Saved entries:
--------------------------------------------------

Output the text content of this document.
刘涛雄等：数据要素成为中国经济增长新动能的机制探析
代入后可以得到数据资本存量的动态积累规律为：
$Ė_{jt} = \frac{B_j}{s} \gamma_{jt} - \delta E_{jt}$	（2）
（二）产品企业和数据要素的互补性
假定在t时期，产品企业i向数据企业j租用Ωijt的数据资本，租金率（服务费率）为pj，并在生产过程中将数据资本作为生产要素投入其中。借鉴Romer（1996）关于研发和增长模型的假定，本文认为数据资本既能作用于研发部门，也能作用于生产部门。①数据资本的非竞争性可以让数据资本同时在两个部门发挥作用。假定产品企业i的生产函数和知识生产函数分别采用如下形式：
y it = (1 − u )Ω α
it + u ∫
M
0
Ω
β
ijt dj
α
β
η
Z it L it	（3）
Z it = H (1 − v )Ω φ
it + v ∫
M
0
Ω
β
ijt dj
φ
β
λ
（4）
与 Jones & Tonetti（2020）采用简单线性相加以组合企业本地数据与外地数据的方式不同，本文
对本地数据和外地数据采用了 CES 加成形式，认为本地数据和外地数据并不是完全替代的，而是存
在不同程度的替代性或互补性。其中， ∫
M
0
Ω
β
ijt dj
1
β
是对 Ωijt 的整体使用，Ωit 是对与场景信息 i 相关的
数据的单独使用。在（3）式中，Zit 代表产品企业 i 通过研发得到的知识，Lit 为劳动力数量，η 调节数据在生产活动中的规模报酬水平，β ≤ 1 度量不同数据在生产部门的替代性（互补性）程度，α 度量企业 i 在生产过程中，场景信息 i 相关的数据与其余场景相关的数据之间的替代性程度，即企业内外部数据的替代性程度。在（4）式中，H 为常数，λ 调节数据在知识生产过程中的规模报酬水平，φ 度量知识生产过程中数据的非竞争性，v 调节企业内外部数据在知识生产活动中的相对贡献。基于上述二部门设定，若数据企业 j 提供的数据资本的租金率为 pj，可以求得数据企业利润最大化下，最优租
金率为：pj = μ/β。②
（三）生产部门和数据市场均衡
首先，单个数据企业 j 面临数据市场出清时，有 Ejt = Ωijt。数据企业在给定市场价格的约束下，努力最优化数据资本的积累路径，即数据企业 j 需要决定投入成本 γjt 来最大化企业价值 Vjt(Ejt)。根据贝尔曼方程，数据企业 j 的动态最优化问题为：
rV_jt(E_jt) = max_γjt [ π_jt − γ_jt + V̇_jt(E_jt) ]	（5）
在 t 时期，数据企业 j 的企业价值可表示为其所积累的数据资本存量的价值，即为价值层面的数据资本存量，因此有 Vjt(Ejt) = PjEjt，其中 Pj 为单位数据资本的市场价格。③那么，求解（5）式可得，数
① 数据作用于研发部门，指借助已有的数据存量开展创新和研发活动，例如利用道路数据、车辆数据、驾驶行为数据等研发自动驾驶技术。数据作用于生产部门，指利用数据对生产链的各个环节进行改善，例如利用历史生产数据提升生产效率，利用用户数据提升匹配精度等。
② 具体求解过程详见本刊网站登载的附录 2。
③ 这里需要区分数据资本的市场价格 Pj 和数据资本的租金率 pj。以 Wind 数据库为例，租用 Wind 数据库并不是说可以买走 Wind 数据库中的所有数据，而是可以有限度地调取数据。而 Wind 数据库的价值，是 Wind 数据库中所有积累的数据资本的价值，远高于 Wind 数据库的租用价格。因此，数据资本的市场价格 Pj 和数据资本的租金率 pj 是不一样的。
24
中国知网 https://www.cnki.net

--------------------------------------------------

-- BRIEF --
Retype the material in full, character for character.

-- OUTPUT --
Output the text content of this document.
刘涛雄等：数据要素成为中国经济增长新动能的机制探析
代入后可以得到数据资本存量的动态积累规律为：
$Ė_{jt} = \frac{B_j}{s} \gamma_{jt} - \delta E_{jt}$	（2）
（二）产品企业和数据要素的互补性
假定在t时期，产品企业i向数据企业j租用Ωijt的数据资本，租金率（服务费率）为pj，并在生产过程中将数据资本作为生产要素投入其中。借鉴Romer（1996）关于研发和增长模型的假定，本文认为数据资本既能作用于研发部门，也能作用于生产部门。①数据资本的非竞争性可以让数据资本同时在两个部门发挥作用。假定产品企业i的生产函数和知识生产函数分别采用如下形式：
y it = (1 − u )Ω α
it + u ∫
M
0
Ω
β
ijt dj
α
β
η
Z it L it	（3）
Z it = H (1 − v )Ω φ
it + v ∫
M
0
Ω
β
ijt dj
φ
β
λ
（4）
与 Jones & Tonetti（2020）采用简单线性相加以组合企业本地数据与外地数据的方式不同，本文
对本地数据和外地数据采用了 CES 加成形式，认为本地数据和外地数据并不是完全替代的，而是存
在不同程度的替代性或互补性。其中， ∫
M
0
Ω
β
ijt dj
1
β
是对 Ωijt 的整体使用，Ωit 是对与场景信息 i 相关的
数据的单独使用。在（3）式中，Zit 代表产品企业 i 通过研发得到的知识，Lit 为劳动力数量，η 调节数据在生产活动中的规模报酬水平，β ≤ 1 度量不同数据在生产部门的替代性（互补性）程度，α 度量企业 i 在生产过程中，场景信息 i 相关的数据与其余场景相关的数据之间的替代性程度，即企业内外部数据的替代性程度。在（4）式中，H 为常数，λ 调节数据在知识生产过程中的规模报酬水平，φ 度量知识生产过程中数据的非竞争性，v 调节企业内外部数据在知识生产活动中的相对贡献。基于上述二部门设定，若数据企业 j 提供的数据资本的租金率为 pj，可以求得数据企业利润最大化下，最优租
金率为：pj = μ/β。②
（三）生产部门和数据市场均衡
首先，单个数据企业 j 面临数据市场出清时，有 Ejt = Ωijt。数据企业在给定市场价格的约束下，努力最优化数据资本的积累路径，即数据企业 j 需要决定投入成本 γjt 来最大化企业价值 Vjt(Ejt)。根据贝尔曼方程，数据企业 j 的动态最优化问题为：
rV_jt(E_jt) = max_γjt [ π_jt − γ_jt + V̇_jt(E_jt) ]	（5）
在 t 时期，数据企业 j 的企业价值可表示为其所积累的数据资本存量的价值，即为价值层面的数据资本存量，因此有 Vjt(Ejt) = PjEjt，其中 Pj 为单位数据资本的市场价格。③那么，求解（5）式可得，数
① 数据作用于研发部门，指借助已有的数据存量开展创新和研发活动，例如利用道路数据、车辆数据、驾驶行为数据等研发自动驾驶技术。数据作用于生产部门，指利用数据对生产链的各个环节进行改善，例如利用历史生产数据提升生产效率，利用用户数据提升匹配精度等。
② 具体求解过程详见本刊网站登载的附录 2。
③ 这里需要区分数据资本的市场价格 Pj 和数据资本的租金率 pj。以 Wind 数据库为例，租用 Wind 数据库并不是说可以买走 Wind 数据库中的所有数据，而是可以有限度地调取数据。而 Wind 数据库的价值，是 Wind 数据库中所有积累的数据资本的价值，远高于 Wind 数据库的租用价格。因此，数据资本的市场价格 Pj 和数据资本的租金率 pj 是不一样的。
24
中国知网 https://www.cnki.net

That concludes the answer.